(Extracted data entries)
----
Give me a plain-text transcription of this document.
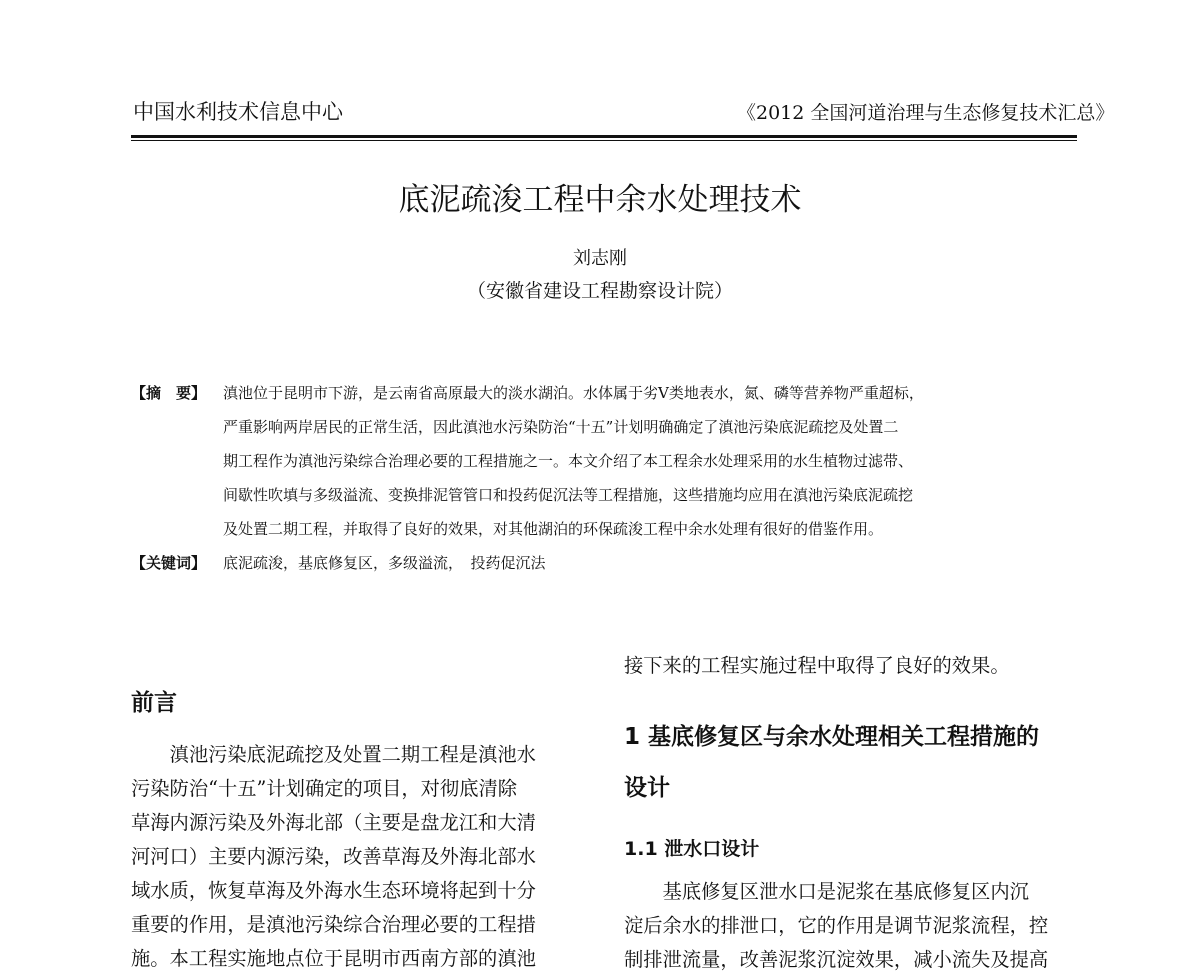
中国水利技术信息中心	《2012 全国河道治理与生态修复技术汇总》
底泥疏浚工程中余水处理技术
刘志刚
（安徽省建设工程勘察设计院）
【摘　要】 滇池位于昆明市下游，是云南省高原最大的淡水湖泊。水体属于劣Ⅴ类地表水，氮、磷等营养物严重超标，
严重影响两岸居民的正常生活，因此滇池水污染防治“十五”计划明确确定了滇池污染底泥疏挖及处置二
期工程作为滇池污染综合治理必要的工程措施之一。本文介绍了本工程余水处理采用的水生植物过滤带、
间歇性吹填与多级溢流、变换排泥管管口和投药促沉法等工程措施，这些措施均应用在滇池污染底泥疏挖
及处置二期工程，并取得了良好的效果，对其他湖泊的环保疏浚工程中余水处理有很好的借鉴作用。
【关键词】 底泥疏浚，基底修复区，多级溢流，　投药促沉法
前言
　　滇池污染底泥疏挖及处置二期工程是滇池水
污染防治“十五”计划确定的项目，对彻底清除
草海内源污染及外海北部（主要是盘龙江和大清
河河口）主要内源污染，改善草海及外海北部水
域水质，恢复草海及外海水生态环境将起到十分
重要的作用，是滇池污染综合治理必要的工程措
施。本工程实施地点位于昆明市西南方部的滇池
接下来的工程实施过程中取得了良好的效果。
1 基底修复区与余水处理相关工程措施的
设计
1.1 泄水口设计
　　基底修复区泄水口是泥浆在基底修复区内沉
淀后余水的排泄口，它的作用是调节泥浆流程，控
制排泄流量，改善泥浆沉淀效果，减小流失及提高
----
TASK TO COMPLETE> Leave out the pictures and give the rest of the records again exactly.

EXERCISE ANSWER>
Give me a plain-text transcription of this document.
中国水利技术信息中心	《2012 全国河道治理与生态修复技术汇总》
底泥疏浚工程中余水处理技术
刘志刚
（安徽省建设工程勘察设计院）
【摘　要】 滇池位于昆明市下游，是云南省高原最大的淡水湖泊。水体属于劣Ⅴ类地表水，氮、磷等营养物严重超标，
严重影响两岸居民的正常生活，因此滇池水污染防治“十五”计划明确确定了滇池污染底泥疏挖及处置二
期工程作为滇池污染综合治理必要的工程措施之一。本文介绍了本工程余水处理采用的水生植物过滤带、
间歇性吹填与多级溢流、变换排泥管管口和投药促沉法等工程措施，这些措施均应用在滇池污染底泥疏挖
及处置二期工程，并取得了良好的效果，对其他湖泊的环保疏浚工程中余水处理有很好的借鉴作用。
【关键词】 底泥疏浚，基底修复区，多级溢流，　投药促沉法
前言
　　滇池污染底泥疏挖及处置二期工程是滇池水
污染防治“十五”计划确定的项目，对彻底清除
草海内源污染及外海北部（主要是盘龙江和大清
河河口）主要内源污染，改善草海及外海北部水
域水质，恢复草海及外海水生态环境将起到十分
重要的作用，是滇池污染综合治理必要的工程措
施。本工程实施地点位于昆明市西南方部的滇池
接下来的工程实施过程中取得了良好的效果。
1 基底修复区与余水处理相关工程措施的
设计
1.1 泄水口设计
　　基底修复区泄水口是泥浆在基底修复区内沉
淀后余水的排泄口，它的作用是调节泥浆流程，控
制排泄流量，改善泥浆沉淀效果，减小流失及提高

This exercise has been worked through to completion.